Data entries:
• • • • • • •
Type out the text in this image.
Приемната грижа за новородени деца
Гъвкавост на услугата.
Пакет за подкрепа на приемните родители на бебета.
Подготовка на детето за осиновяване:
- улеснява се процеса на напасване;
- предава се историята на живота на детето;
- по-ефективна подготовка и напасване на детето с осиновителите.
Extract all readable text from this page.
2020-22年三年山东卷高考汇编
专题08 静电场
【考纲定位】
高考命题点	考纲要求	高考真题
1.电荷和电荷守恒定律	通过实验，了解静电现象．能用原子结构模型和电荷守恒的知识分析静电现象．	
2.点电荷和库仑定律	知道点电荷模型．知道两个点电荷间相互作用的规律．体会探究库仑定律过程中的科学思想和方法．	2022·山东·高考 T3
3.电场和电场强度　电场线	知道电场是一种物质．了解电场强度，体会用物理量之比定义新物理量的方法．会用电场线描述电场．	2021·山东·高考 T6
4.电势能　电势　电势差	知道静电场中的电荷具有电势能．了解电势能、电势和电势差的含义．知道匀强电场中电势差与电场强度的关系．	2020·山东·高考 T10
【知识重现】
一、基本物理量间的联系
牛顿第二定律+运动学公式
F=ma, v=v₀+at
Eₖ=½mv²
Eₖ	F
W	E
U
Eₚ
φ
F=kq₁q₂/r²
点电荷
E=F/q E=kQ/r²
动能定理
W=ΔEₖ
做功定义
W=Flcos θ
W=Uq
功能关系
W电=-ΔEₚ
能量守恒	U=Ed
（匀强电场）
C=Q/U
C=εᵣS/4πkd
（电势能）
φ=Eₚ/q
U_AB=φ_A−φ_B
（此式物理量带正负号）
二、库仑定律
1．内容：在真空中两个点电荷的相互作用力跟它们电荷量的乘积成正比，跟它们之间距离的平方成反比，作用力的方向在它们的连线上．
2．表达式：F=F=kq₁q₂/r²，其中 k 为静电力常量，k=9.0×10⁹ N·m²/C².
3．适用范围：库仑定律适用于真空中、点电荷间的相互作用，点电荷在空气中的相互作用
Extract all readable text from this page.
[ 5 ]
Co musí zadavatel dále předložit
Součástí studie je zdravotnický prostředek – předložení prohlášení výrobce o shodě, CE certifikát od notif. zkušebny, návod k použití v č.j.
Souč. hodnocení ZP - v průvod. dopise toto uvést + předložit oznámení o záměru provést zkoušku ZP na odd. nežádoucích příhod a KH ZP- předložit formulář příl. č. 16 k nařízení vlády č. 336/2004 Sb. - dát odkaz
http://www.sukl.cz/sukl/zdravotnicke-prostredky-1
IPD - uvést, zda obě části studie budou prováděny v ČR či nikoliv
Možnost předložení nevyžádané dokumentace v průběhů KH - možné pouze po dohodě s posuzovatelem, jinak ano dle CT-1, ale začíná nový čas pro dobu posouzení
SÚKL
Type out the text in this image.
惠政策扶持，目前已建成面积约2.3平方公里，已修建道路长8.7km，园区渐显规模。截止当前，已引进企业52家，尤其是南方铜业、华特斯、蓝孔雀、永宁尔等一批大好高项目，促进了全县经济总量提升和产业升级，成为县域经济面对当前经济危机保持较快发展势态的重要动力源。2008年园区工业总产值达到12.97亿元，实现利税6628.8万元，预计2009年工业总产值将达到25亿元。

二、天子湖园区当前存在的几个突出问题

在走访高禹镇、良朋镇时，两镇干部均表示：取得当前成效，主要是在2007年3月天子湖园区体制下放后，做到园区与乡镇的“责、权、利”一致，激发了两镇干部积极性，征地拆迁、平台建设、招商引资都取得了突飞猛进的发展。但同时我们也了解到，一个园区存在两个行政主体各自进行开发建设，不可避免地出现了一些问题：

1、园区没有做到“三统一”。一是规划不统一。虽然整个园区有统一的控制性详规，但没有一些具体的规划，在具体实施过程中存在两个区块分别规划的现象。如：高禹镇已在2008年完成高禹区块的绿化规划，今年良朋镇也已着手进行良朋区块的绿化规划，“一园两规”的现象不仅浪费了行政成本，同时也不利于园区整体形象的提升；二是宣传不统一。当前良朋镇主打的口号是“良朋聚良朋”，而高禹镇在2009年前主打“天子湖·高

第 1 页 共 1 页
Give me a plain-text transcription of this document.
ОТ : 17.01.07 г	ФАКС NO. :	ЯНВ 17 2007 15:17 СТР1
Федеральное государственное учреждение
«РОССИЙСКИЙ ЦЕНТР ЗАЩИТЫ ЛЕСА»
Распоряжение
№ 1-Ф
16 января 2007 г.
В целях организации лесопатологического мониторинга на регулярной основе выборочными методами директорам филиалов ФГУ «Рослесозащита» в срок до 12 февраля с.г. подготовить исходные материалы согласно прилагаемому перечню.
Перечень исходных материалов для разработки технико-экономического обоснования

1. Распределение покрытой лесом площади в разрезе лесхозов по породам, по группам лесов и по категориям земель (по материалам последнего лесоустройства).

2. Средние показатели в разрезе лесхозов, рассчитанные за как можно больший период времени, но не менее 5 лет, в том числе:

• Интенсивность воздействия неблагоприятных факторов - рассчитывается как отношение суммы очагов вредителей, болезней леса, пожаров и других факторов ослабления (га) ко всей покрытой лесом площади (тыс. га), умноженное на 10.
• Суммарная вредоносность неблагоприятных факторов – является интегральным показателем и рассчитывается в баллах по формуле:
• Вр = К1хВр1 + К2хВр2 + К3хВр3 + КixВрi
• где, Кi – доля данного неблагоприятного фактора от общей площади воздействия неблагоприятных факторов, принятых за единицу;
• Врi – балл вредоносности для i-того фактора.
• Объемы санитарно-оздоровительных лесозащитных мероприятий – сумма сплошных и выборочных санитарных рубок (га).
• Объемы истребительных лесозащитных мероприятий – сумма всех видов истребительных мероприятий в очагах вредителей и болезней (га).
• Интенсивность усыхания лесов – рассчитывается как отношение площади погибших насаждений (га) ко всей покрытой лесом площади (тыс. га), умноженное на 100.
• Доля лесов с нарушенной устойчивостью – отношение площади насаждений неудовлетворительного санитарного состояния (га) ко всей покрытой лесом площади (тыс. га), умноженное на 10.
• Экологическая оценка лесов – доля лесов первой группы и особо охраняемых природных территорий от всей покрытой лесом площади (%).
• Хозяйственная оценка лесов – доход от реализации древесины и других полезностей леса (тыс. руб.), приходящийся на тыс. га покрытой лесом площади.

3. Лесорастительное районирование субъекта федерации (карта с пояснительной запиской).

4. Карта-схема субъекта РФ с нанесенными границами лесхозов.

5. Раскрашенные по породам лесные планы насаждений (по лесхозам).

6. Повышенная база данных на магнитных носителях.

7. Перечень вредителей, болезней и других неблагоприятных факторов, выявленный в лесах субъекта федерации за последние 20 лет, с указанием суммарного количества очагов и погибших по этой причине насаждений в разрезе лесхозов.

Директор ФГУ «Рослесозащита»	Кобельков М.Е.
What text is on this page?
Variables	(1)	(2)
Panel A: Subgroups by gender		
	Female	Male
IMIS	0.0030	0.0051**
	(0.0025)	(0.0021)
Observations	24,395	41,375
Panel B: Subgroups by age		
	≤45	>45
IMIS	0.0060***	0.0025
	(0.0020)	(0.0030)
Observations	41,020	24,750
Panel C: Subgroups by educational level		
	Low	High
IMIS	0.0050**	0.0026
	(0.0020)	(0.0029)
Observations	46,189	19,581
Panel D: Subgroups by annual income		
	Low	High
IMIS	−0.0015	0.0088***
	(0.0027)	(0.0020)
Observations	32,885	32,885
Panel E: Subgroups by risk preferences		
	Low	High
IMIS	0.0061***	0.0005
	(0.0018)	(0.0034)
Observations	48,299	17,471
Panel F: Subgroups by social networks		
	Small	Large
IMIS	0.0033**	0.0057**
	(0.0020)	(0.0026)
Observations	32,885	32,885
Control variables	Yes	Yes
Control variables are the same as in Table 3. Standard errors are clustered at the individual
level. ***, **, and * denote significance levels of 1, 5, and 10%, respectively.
• • • • • • •
Point out every line holding the string "Объемы" and copy it.

- Exercise response
• Объемы санитарно-оздоровительных лесозащитных мероприятий – сумма сплошных и выборочных санитарных рубок (га).
• Объемы истребительных лесозащитных мероприятий – сумма всех видов истребительных мероприятий в очагах вредителей и болезней (га).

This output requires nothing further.